Collected data

· · · · ·

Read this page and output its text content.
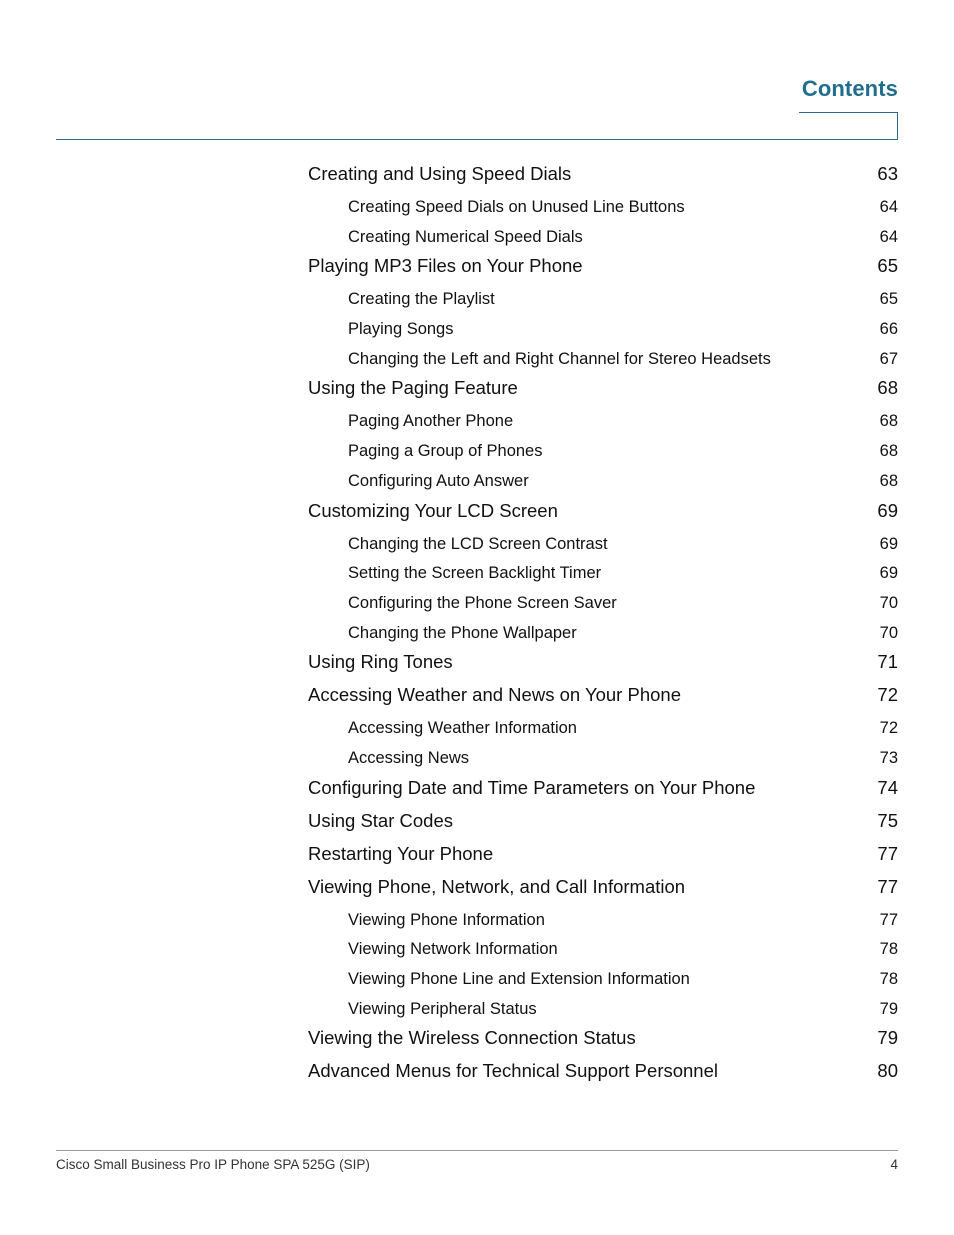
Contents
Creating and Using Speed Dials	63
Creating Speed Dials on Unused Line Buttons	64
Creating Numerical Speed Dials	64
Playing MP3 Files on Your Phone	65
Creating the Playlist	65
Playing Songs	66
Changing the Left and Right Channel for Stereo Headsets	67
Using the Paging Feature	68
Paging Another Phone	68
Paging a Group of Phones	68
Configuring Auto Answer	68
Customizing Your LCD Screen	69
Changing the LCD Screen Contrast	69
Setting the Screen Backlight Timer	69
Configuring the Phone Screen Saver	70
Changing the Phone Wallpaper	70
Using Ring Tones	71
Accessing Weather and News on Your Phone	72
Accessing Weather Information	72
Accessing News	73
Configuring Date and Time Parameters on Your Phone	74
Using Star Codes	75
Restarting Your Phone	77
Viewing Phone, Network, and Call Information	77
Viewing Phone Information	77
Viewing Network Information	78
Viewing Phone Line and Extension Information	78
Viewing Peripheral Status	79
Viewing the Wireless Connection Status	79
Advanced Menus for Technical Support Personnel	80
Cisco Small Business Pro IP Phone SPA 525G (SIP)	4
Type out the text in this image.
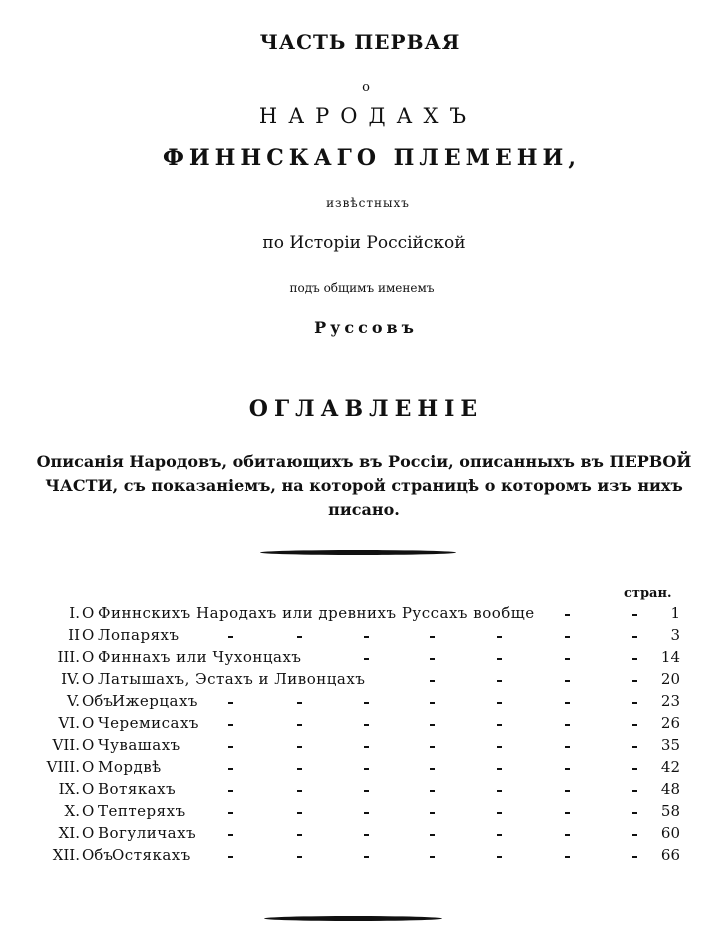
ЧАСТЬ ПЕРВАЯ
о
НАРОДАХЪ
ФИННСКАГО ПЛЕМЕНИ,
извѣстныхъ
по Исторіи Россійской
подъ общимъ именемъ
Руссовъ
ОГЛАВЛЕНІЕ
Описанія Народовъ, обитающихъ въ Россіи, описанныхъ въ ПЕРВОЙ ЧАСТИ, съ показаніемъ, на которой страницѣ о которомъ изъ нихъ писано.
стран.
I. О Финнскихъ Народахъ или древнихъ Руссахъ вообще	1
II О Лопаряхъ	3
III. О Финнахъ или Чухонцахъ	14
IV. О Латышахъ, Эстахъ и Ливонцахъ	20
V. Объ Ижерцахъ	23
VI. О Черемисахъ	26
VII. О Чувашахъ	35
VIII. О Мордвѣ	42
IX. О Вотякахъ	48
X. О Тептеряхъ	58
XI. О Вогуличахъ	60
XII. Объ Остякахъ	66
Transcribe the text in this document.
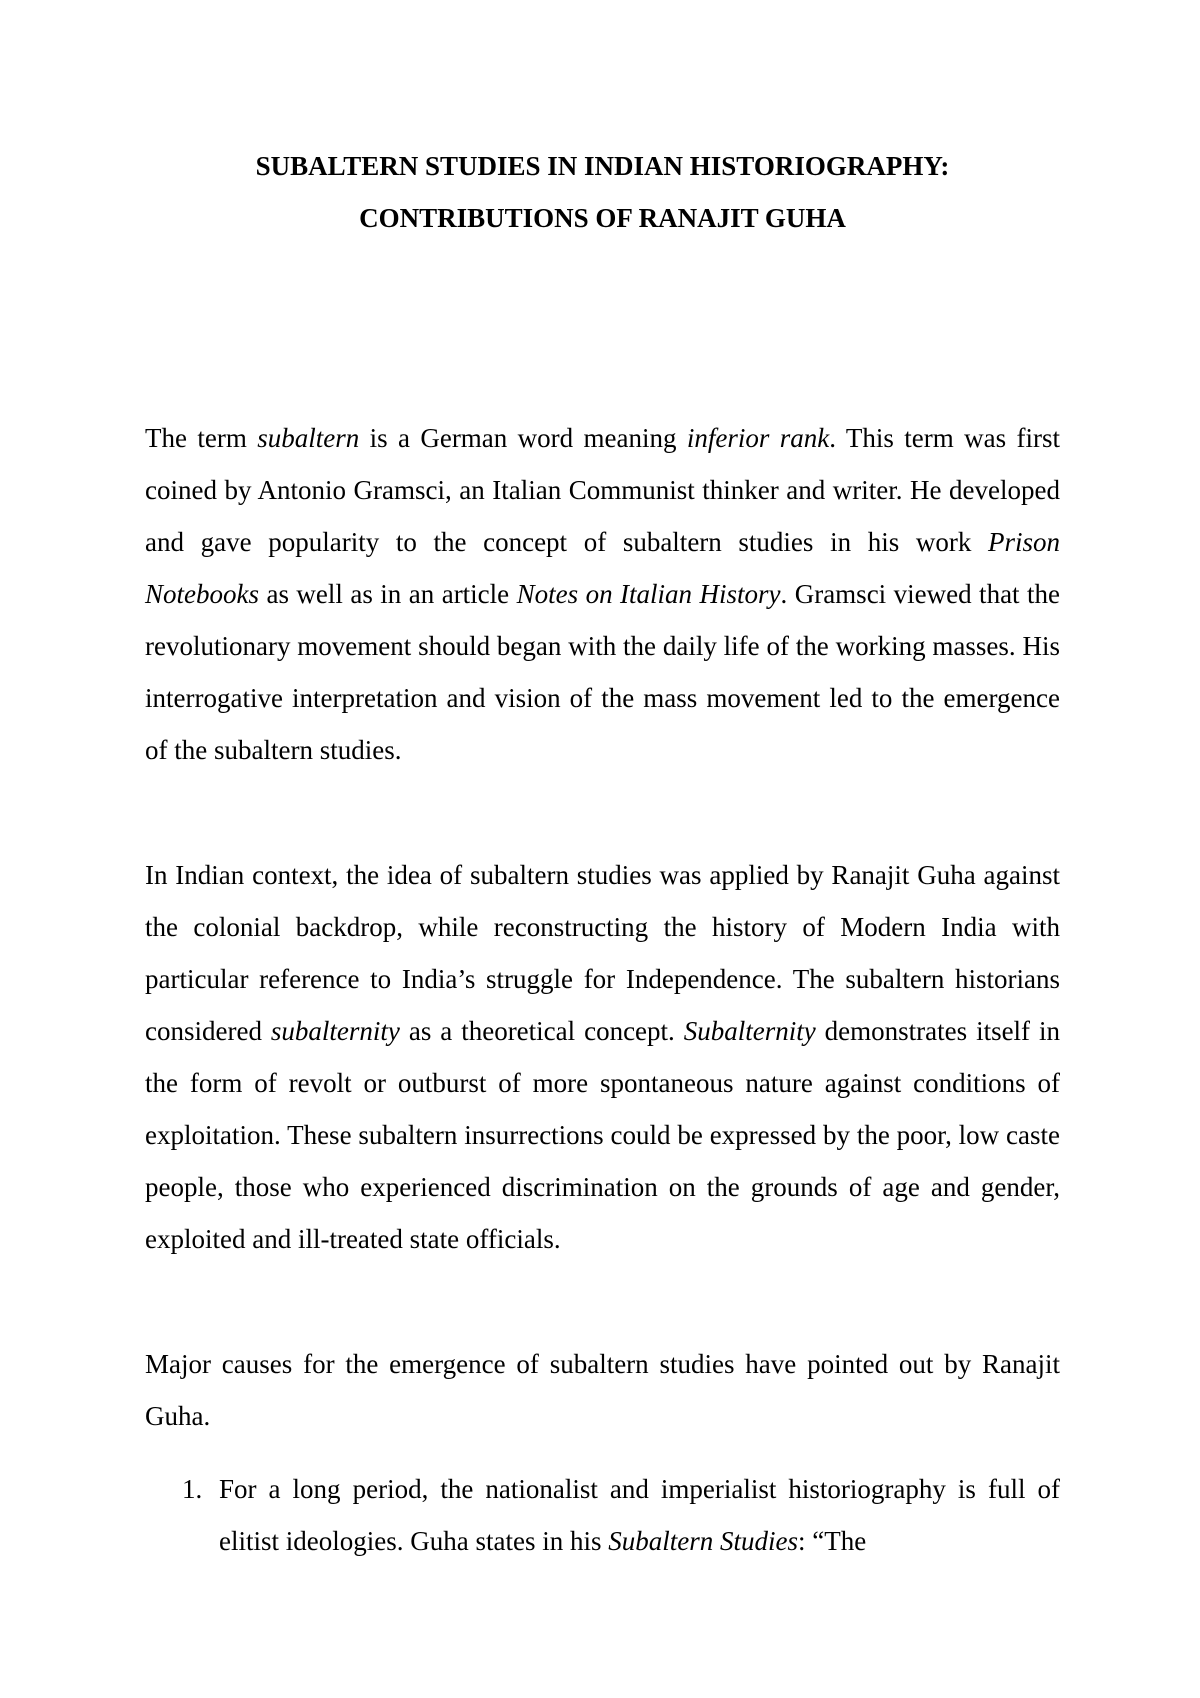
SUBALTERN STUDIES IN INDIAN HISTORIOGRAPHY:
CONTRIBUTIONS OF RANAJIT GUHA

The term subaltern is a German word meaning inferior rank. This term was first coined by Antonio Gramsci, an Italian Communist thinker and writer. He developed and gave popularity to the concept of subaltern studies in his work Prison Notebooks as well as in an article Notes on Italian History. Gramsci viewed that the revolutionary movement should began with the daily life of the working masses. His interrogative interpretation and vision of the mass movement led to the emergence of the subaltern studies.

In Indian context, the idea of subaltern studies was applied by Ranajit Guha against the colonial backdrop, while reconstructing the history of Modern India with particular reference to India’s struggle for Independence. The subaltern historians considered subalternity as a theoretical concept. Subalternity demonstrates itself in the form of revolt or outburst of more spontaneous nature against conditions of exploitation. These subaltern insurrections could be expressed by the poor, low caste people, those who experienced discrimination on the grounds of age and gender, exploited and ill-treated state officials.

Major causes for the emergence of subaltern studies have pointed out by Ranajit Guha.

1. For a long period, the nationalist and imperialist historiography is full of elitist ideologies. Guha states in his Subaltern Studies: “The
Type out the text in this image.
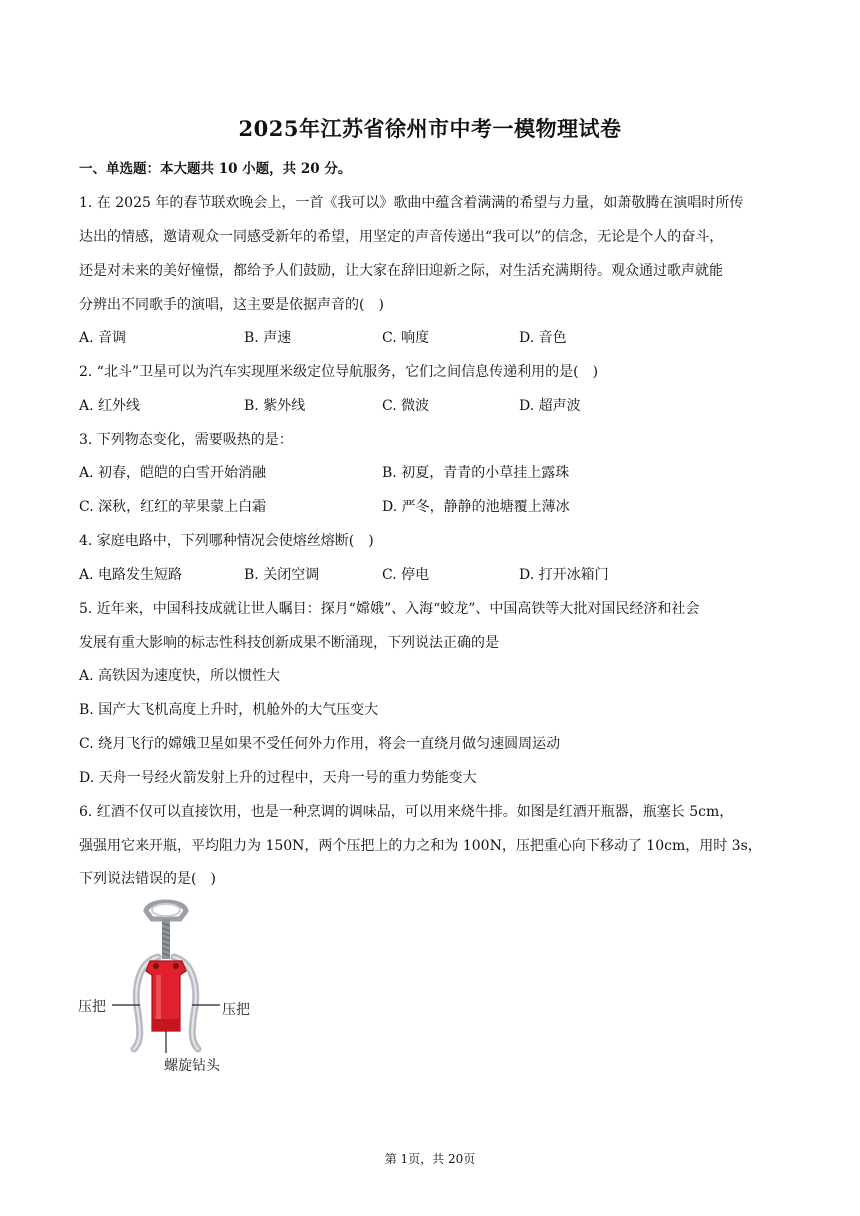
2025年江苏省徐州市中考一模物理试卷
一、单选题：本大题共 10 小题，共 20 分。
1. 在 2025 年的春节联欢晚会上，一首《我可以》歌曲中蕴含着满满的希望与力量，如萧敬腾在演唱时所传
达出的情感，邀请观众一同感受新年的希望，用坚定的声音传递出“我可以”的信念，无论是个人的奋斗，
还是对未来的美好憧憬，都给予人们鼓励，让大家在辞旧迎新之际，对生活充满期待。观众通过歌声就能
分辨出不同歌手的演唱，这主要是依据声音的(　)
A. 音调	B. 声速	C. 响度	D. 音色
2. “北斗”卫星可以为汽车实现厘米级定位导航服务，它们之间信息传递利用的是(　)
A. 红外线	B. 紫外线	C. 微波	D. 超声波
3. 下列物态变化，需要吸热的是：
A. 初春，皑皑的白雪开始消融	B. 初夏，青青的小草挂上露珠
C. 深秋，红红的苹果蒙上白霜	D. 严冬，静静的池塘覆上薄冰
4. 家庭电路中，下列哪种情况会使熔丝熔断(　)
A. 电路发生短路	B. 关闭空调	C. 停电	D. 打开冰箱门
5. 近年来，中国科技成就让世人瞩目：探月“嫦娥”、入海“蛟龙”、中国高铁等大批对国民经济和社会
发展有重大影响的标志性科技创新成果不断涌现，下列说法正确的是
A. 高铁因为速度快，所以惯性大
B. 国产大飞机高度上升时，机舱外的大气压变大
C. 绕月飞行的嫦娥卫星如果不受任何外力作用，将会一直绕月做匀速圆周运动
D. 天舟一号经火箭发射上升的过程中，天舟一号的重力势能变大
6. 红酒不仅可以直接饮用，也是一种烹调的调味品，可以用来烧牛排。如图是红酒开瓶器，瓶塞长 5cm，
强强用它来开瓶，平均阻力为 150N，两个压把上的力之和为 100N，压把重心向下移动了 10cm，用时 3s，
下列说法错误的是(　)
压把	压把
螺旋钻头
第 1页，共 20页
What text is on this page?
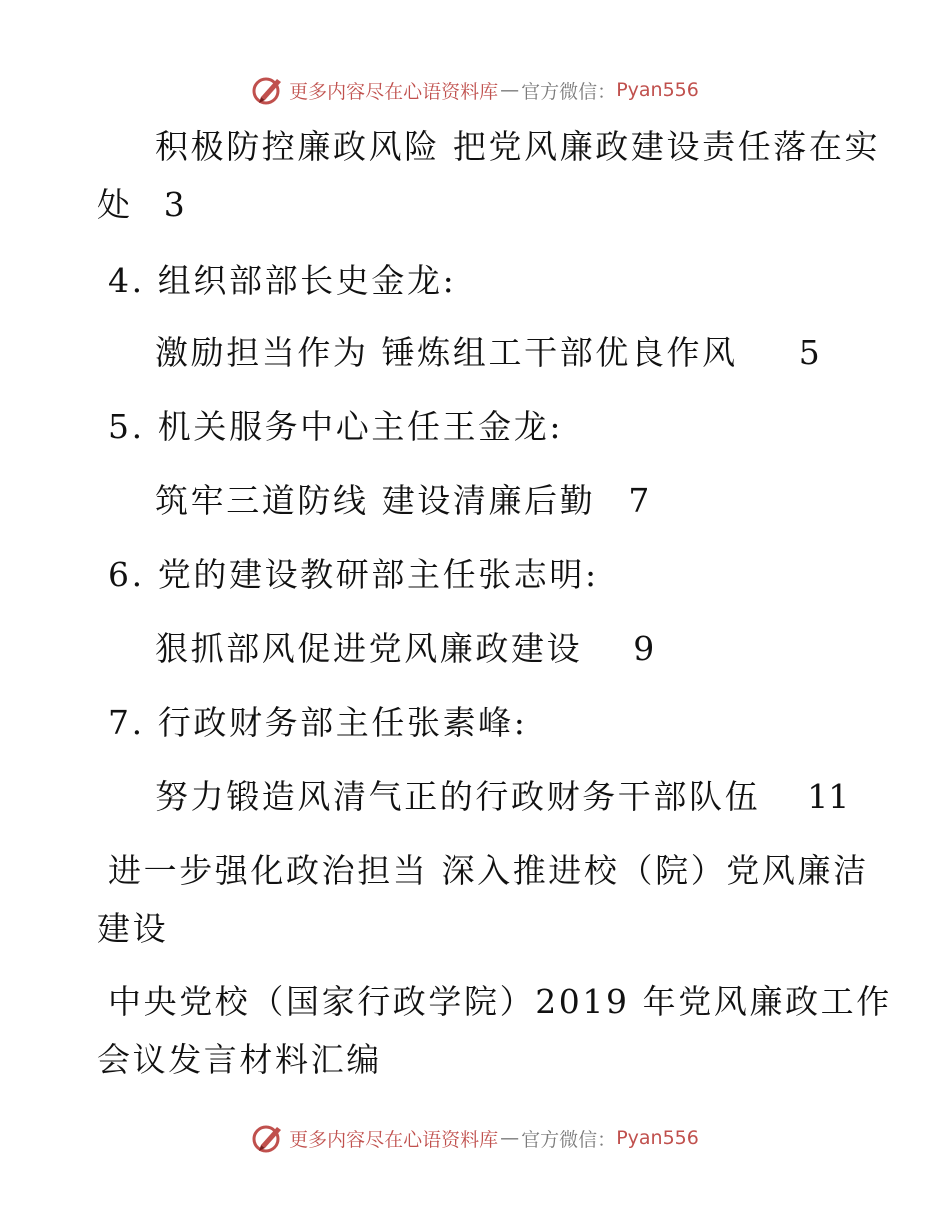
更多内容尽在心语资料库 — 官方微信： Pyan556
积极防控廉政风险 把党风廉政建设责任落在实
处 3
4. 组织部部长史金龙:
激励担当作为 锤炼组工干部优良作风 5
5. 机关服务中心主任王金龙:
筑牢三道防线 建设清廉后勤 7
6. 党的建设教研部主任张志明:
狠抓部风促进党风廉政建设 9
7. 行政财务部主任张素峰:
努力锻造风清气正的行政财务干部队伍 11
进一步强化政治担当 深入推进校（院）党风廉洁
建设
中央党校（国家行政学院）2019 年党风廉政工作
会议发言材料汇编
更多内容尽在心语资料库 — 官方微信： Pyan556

· · · · ·

▸ WHAT TO WORK ON
Copy the material above in full and exactly, skipping pictures.

▸ WRITTEN RESPONSE
Read this page and output its text content.
Contents
Creating and Using Speed Dials	63
Creating Speed Dials on Unused Line Buttons	64
Creating Numerical Speed Dials	64
Playing MP3 Files on Your Phone	65
Creating the Playlist	65
Playing Songs	66
Changing the Left and Right Channel for Stereo Headsets	67
Using the Paging Feature	68
Paging Another Phone	68
Paging a Group of Phones	68
Configuring Auto Answer	68
Customizing Your LCD Screen	69
Changing the LCD Screen Contrast	69
Setting the Screen Backlight Timer	69
Configuring the Phone Screen Saver	70
Changing the Phone Wallpaper	70
Using Ring Tones	71
Accessing Weather and News on Your Phone	72
Accessing Weather Information	72
Accessing News	73
Configuring Date and Time Parameters on Your Phone	74
Using Star Codes	75
Restarting Your Phone	77
Viewing Phone, Network, and Call Information	77
Viewing Phone Information	77
Viewing Network Information	78
Viewing Phone Line and Extension Information	78
Viewing Peripheral Status	79
Viewing the Wireless Connection Status	79
Advanced Menus for Technical Support Personnel	80
Cisco Small Business Pro IP Phone SPA 525G (SIP)	4
Type out the text in this image.
ЧАСТЬ ПЕРВАЯ
о
НАРОДАХЪ
ФИННСКАГО ПЛЕМЕНИ,
извѣстныхъ
по Исторіи Россійской
подъ общимъ именемъ
Руссовъ
ОГЛАВЛЕНІЕ
Описанія Народовъ, обитающихъ въ Россіи, описанныхъ въ ПЕРВОЙ ЧАСТИ, съ показаніемъ, на которой страницѣ о которомъ изъ нихъ писано.
стран.
I. О Финнскихъ Народахъ или древнихъ Руссахъ вообще	1
II О Лопаряхъ	3
III. О Финнахъ или Чухонцахъ	14
IV. О Латышахъ, Эстахъ и Ливонцахъ	20
V. Объ Ижерцахъ	23
VI. О Черемисахъ	26
VII. О Чувашахъ	35
VIII. О Мордвѣ	42
IX. О Вотякахъ	48
X. О Тептеряхъ	58
XI. О Вогуличахъ	60
XII. Объ Остякахъ	66
Transcribe the text in this document.
SUBALTERN STUDIES IN INDIAN HISTORIOGRAPHY:
CONTRIBUTIONS OF RANAJIT GUHA

The term subaltern is a German word meaning inferior rank. This term was first coined by Antonio Gramsci, an Italian Communist thinker and writer. He developed and gave popularity to the concept of subaltern studies in his work Prison Notebooks as well as in an article Notes on Italian History. Gramsci viewed that the revolutionary movement should began with the daily life of the working masses. His interrogative interpretation and vision of the mass movement led to the emergence of the subaltern studies.

In Indian context, the idea of subaltern studies was applied by Ranajit Guha against the colonial backdrop, while reconstructing the history of Modern India with particular reference to India’s struggle for Independence. The subaltern historians considered subalternity as a theoretical concept. Subalternity demonstrates itself in the form of revolt or outburst of more spontaneous nature against conditions of exploitation. These subaltern insurrections could be expressed by the poor, low caste people, those who experienced discrimination on the grounds of age and gender, exploited and ill-treated state officials.

Major causes for the emergence of subaltern studies have pointed out by Ranajit Guha.

1. For a long period, the nationalist and imperialist historiography is full of elitist ideologies. Guha states in his Subaltern Studies: “The
Type out the text in this image.
2025年江苏省徐州市中考一模物理试卷
一、单选题：本大题共 10 小题，共 20 分。
1. 在 2025 年的春节联欢晚会上，一首《我可以》歌曲中蕴含着满满的希望与力量，如萧敬腾在演唱时所传
达出的情感，邀请观众一同感受新年的希望，用坚定的声音传递出“我可以”的信念，无论是个人的奋斗，
还是对未来的美好憧憬，都给予人们鼓励，让大家在辞旧迎新之际，对生活充满期待。观众通过歌声就能
分辨出不同歌手的演唱，这主要是依据声音的(　)
A. 音调	B. 声速	C. 响度	D. 音色
2. “北斗”卫星可以为汽车实现厘米级定位导航服务，它们之间信息传递利用的是(　)
A. 红外线	B. 紫外线	C. 微波	D. 超声波
3. 下列物态变化，需要吸热的是：
A. 初春，皑皑的白雪开始消融	B. 初夏，青青的小草挂上露珠
C. 深秋，红红的苹果蒙上白霜	D. 严冬，静静的池塘覆上薄冰
4. 家庭电路中，下列哪种情况会使熔丝熔断(　)
A. 电路发生短路	B. 关闭空调	C. 停电	D. 打开冰箱门
5. 近年来，中国科技成就让世人瞩目：探月“嫦娥”、入海“蛟龙”、中国高铁等大批对国民经济和社会
发展有重大影响的标志性科技创新成果不断涌现，下列说法正确的是
A. 高铁因为速度快，所以惯性大
B. 国产大飞机高度上升时，机舱外的大气压变大
C. 绕月飞行的嫦娥卫星如果不受任何外力作用，将会一直绕月做匀速圆周运动
D. 天舟一号经火箭发射上升的过程中，天舟一号的重力势能变大
6. 红酒不仅可以直接饮用，也是一种烹调的调味品，可以用来烧牛排。如图是红酒开瓶器，瓶塞长 5cm，
强强用它来开瓶，平均阻力为 150N，两个压把上的力之和为 100N，压把重心向下移动了 10cm，用时 3s，
下列说法错误的是(　)
压把	压把
螺旋钻头
第 1页，共 20页
What text is on this page?
更多内容尽在心语资料库 — 官方微信： Pyan556
积极防控廉政风险 把党风廉政建设责任落在实
处 3
4. 组织部部长史金龙:
激励担当作为 锤炼组工干部优良作风 5
5. 机关服务中心主任王金龙:
筑牢三道防线 建设清廉后勤 7
6. 党的建设教研部主任张志明:
狠抓部风促进党风廉政建设 9
7. 行政财务部主任张素峰:
努力锻造风清气正的行政财务干部队伍 11
进一步强化政治担当 深入推进校（院）党风廉洁
建设
中央党校（国家行政学院）2019 年党风廉政工作
会议发言材料汇编
更多内容尽在心语资料库 — 官方微信： Pyan556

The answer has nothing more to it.